··· Data lines ···
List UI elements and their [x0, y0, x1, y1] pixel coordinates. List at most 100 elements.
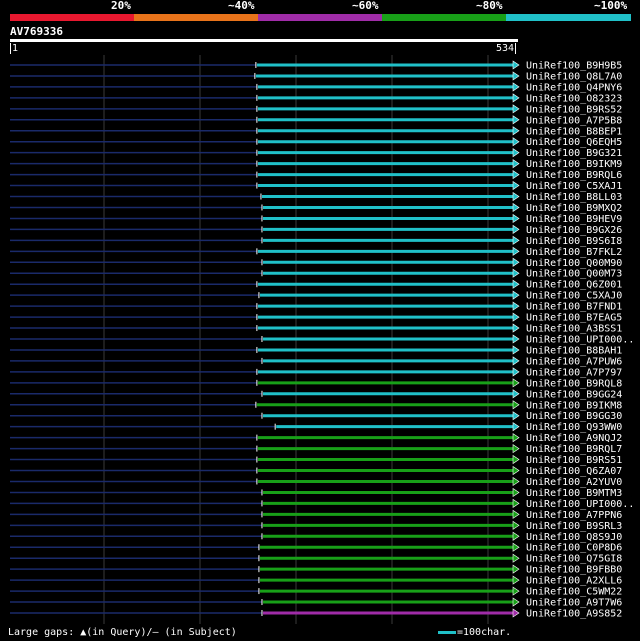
hit-name-link[interactable]: UniRef100_B9S6I8	[526, 236, 622, 247]
hit-name-link[interactable]: UniRef100_B9MTM3	[526, 488, 622, 499]
hit-name-link[interactable]: UniRef100_A2YUV0	[526, 477, 622, 488]
hit-row[interactable]: UniRef100_B9SRL3	[10, 520, 622, 532]
hit-name-link[interactable]: UniRef100_B7FND1	[526, 302, 622, 313]
hit-name-link[interactable]: UniRef100_C5XAJ0	[526, 291, 622, 302]
hit-row[interactable]: UniRef100_Q8S9J0	[10, 531, 622, 543]
hit-name-link[interactable]: UniRef100_UPI000..	[526, 335, 634, 346]
hit-name-link[interactable]: UniRef100_A9S852	[526, 609, 622, 620]
hit-row[interactable]: UniRef100_B8BEP1	[10, 126, 622, 137]
hit-row[interactable]: UniRef100_B7FND1	[10, 301, 622, 313]
hit-name-link[interactable]: UniRef100_B9H9B5	[526, 61, 622, 72]
hit-name-link[interactable]: UniRef100_A7PPN6	[526, 510, 622, 521]
hit-row[interactable]: UniRef100_B9IKM8	[10, 400, 622, 411]
hit-row[interactable]: UniRef100_A3BSS1	[10, 323, 622, 335]
hit-name-link[interactable]: UniRef100_O82323	[526, 93, 622, 104]
hit-name-link[interactable]: UniRef100_B9FBB0	[526, 565, 622, 576]
hit-name-link[interactable]: UniRef100_B7EAG5	[526, 313, 622, 324]
hit-row[interactable]: UniRef100_A2YUV0	[10, 476, 622, 488]
hit-name-link[interactable]: UniRef100_B9MXQ2	[526, 203, 622, 214]
hit-name-link[interactable]: UniRef100_C5WM22	[526, 587, 622, 598]
hit-name-link[interactable]: UniRef100_B9RQL8	[526, 378, 622, 389]
hit-row[interactable]: UniRef100_B7FKL2	[10, 246, 622, 258]
hit-row[interactable]: UniRef100_C5XAJ1	[10, 180, 622, 192]
hit-name-link[interactable]: UniRef100_Q8L7A0	[526, 71, 622, 82]
hit-name-link[interactable]: UniRef100_Q00M73	[526, 269, 622, 280]
hit-row[interactable]: UniRef100_Q75GI8	[10, 553, 622, 565]
hit-row[interactable]: UniRef100_Q00M73	[10, 268, 622, 280]
hit-row[interactable]: UniRef100_C5WM22	[10, 586, 622, 598]
hit-row[interactable]: UniRef100_B9MXQ2	[10, 202, 622, 214]
hit-name-link[interactable]: UniRef100_B9IKM9	[526, 159, 622, 170]
hit-name-link[interactable]: UniRef100_B9SRL3	[526, 521, 622, 532]
hit-name-link[interactable]: UniRef100_B8BAH1	[526, 345, 622, 356]
hit-name-link[interactable]: UniRef100_B7FKL2	[526, 247, 622, 258]
hit-row[interactable]: UniRef100_B9HEV9	[10, 213, 622, 225]
hit-row[interactable]: UniRef100_A7P797	[10, 367, 622, 378]
hit-row[interactable]: UniRef100_O82323	[10, 93, 622, 104]
hit-row[interactable]: UniRef100_B9RS52	[10, 104, 622, 115]
hit-row[interactable]: UniRef100_Q6ZA07	[10, 465, 622, 477]
hit-name-link[interactable]: UniRef100_A2XLL6	[526, 576, 622, 587]
hit-name-link[interactable]: UniRef100_C5XAJ1	[526, 181, 622, 192]
hit-name-link[interactable]: UniRef100_B9GX26	[526, 225, 622, 236]
hit-name-link[interactable]: UniRef100_Q8S9J0	[526, 532, 622, 543]
hit-row[interactable]: UniRef100_Q00M90	[10, 257, 622, 269]
hit-name-link[interactable]: UniRef100_A7PUW6	[526, 356, 622, 367]
hit-name-link[interactable]: UniRef100_B9GG24	[526, 389, 622, 400]
hit-row[interactable]: UniRef100_Q6EQH5	[10, 137, 622, 148]
hit-row[interactable]: UniRef100_B9RQL8	[10, 378, 622, 389]
hit-name-link[interactable]: UniRef100_UPI000..	[526, 499, 634, 510]
hit-name-link[interactable]: UniRef100_B9RQL6	[526, 170, 622, 181]
hit-row[interactable]: UniRef100_Q8L7A0	[10, 71, 622, 82]
hit-row[interactable]: UniRef100_B9H9B5	[10, 60, 622, 72]
hit-row[interactable]: UniRef100_A7PPN6	[10, 509, 622, 521]
hit-row[interactable]: UniRef100_B9RQL6	[10, 170, 622, 181]
hit-row[interactable]: UniRef100_B9GX26	[10, 224, 622, 236]
hit-name-link[interactable]: UniRef100_A9T7W6	[526, 598, 622, 609]
hit-row[interactable]: UniRef100_B9G321	[10, 148, 622, 159]
hit-row[interactable]: UniRef100_Q93WW0	[10, 422, 622, 433]
hit-row[interactable]: UniRef100_A2XLL6	[10, 575, 622, 587]
hit-row[interactable]: UniRef100_B9MTM3	[10, 487, 622, 499]
hit-row[interactable]: UniRef100_B9FBB0	[10, 564, 622, 576]
hit-name-link[interactable]: UniRef100_B9RS51	[526, 455, 622, 466]
hit-row[interactable]: UniRef100_B8LL03	[10, 191, 622, 203]
hit-row[interactable]: UniRef100_B8BAH1	[10, 345, 622, 356]
hit-row[interactable]: UniRef100_B9RQL7	[10, 444, 622, 455]
hit-name-link[interactable]: UniRef100_Q00M90	[526, 258, 622, 269]
hit-row[interactable]: UniRef100_Q4PNY6	[10, 82, 622, 93]
hit-name-link[interactable]: UniRef100_A7P5B8	[526, 115, 622, 126]
hit-row[interactable]: UniRef100_B9GG24	[10, 389, 622, 400]
hit-name-link[interactable]: UniRef100_B9IKM8	[526, 400, 622, 411]
hit-name-link[interactable]: UniRef100_B9HEV9	[526, 214, 622, 225]
hit-name-link[interactable]: UniRef100_C0P8D6	[526, 543, 622, 554]
hit-name-link[interactable]: UniRef100_B9RQL7	[526, 444, 622, 455]
hit-name-link[interactable]: UniRef100_Q75GI8	[526, 554, 622, 565]
hit-row[interactable]: UniRef100_A9S852	[10, 608, 622, 620]
hit-row[interactable]: UniRef100_B7EAG5	[10, 312, 622, 324]
hit-name-link[interactable]: UniRef100_Q6ZA07	[526, 466, 622, 477]
hit-name-link[interactable]: UniRef100_B8LL03	[526, 192, 622, 203]
hit-row[interactable]: UniRef100_B9IKM9	[10, 159, 622, 170]
hit-row[interactable]: UniRef100_C0P8D6	[10, 542, 622, 554]
hit-name-link[interactable]: UniRef100_A3BSS1	[526, 324, 622, 335]
hit-name-link[interactable]: UniRef100_Q93WW0	[526, 422, 622, 433]
hit-row[interactable]: UniRef100_A9NQJ2	[10, 433, 622, 444]
hit-name-link[interactable]: UniRef100_B9RS52	[526, 104, 622, 115]
hit-row[interactable]: UniRef100_A9T7W6	[10, 597, 622, 609]
hit-name-link[interactable]: UniRef100_Q4PNY6	[526, 82, 622, 93]
hit-name-link[interactable]: UniRef100_B9G321	[526, 148, 622, 159]
hit-row[interactable]: UniRef100_A7PUW6	[10, 356, 622, 367]
hit-name-link[interactable]: UniRef100_Q6EQH5	[526, 137, 622, 148]
hit-name-link[interactable]: UniRef100_B9GG30	[526, 411, 622, 422]
hit-row[interactable]: UniRef100_B9GG30	[10, 411, 622, 422]
hit-row[interactable]: UniRef100_B9S6I8	[10, 235, 622, 247]
hit-name-link[interactable]: UniRef100_A9NQJ2	[526, 433, 622, 444]
hit-row[interactable]: UniRef100_Q6Z001	[10, 279, 622, 291]
hit-row[interactable]: UniRef100_A7P5B8	[10, 115, 622, 126]
hit-name-link[interactable]: UniRef100_A7P797	[526, 367, 622, 378]
hit-row[interactable]: UniRef100_C5XAJ0	[10, 290, 622, 302]
hit-name-link[interactable]: UniRef100_B8BEP1	[526, 126, 622, 137]
hit-name-link[interactable]: UniRef100_Q6Z001	[526, 280, 622, 291]
hit-row[interactable]: UniRef100_B9RS51	[10, 454, 622, 466]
···
• Job:
Please copy the data above word for word, covering the stretch from the line containing "236, 622, 247]" through the line containing "301, 622, 313]".

• In response:
hit-name-link[interactable]: UniRef100_B9S6I8	[526, 236, 622, 247]
hit-name-link[interactable]: UniRef100_B9MTM3	[526, 488, 622, 499]
hit-name-link[interactable]: UniRef100_A2YUV0	[526, 477, 622, 488]
hit-row[interactable]: UniRef100_B9SRL3	[10, 520, 622, 532]
hit-name-link[interactable]: UniRef100_B7FND1	[526, 302, 622, 313]
hit-name-link[interactable]: UniRef100_C5XAJ0	[526, 291, 622, 302]
hit-row[interactable]: UniRef100_Q8S9J0	[10, 531, 622, 543]
hit-name-link[interactable]: UniRef100_UPI000..	[526, 335, 634, 346]
hit-name-link[interactable]: UniRef100_A9S852	[526, 609, 622, 620]
hit-row[interactable]: UniRef100_B8BEP1	[10, 126, 622, 137]
hit-row[interactable]: UniRef100_B7FND1	[10, 301, 622, 313]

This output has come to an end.